**Dataset entries:**
========

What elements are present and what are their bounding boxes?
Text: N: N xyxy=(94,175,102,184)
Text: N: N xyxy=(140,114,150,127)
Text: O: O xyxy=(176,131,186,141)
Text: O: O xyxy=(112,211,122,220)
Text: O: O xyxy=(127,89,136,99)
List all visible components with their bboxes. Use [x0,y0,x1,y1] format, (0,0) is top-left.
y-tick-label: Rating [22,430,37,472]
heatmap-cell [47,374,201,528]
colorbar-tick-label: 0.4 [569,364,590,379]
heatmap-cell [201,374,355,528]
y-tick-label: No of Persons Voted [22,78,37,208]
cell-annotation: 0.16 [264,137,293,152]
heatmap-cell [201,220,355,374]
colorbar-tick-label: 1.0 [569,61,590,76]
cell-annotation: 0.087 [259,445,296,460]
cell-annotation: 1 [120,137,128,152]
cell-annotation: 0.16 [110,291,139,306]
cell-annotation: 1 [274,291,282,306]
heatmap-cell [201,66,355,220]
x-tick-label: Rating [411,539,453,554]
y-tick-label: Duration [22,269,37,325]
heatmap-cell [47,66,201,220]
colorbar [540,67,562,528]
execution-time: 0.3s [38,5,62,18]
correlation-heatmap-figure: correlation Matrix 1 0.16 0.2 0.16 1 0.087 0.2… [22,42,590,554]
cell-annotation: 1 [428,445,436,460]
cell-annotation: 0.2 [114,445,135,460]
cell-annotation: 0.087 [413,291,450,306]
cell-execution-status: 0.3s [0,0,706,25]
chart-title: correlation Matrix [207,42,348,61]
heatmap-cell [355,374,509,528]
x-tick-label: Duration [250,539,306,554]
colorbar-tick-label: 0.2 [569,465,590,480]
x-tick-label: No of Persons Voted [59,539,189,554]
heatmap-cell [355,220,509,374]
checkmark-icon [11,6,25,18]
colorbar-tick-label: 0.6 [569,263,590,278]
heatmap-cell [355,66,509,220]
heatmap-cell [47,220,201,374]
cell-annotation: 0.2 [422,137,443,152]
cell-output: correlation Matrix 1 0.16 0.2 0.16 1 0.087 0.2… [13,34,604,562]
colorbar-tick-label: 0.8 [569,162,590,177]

========

**Objective:**
Rewrite the records from their first line through the line containing "List all visible", putting "coordinates" in place of "bounding boxes" and leaving everything else unchanged.

**Response to the exercise:**
What elements are present and what are their coordinates?
Text: N: N xyxy=(94,175,102,184)
Text: N: N xyxy=(140,114,150,127)
Text: O: O xyxy=(176,131,186,141)
Text: O: O xyxy=(112,211,122,220)
Text: O: O xyxy=(127,89,136,99)
List all visible components with their bboxes. Use [x0,y0,x1,y1] format, (0,0) is top-left.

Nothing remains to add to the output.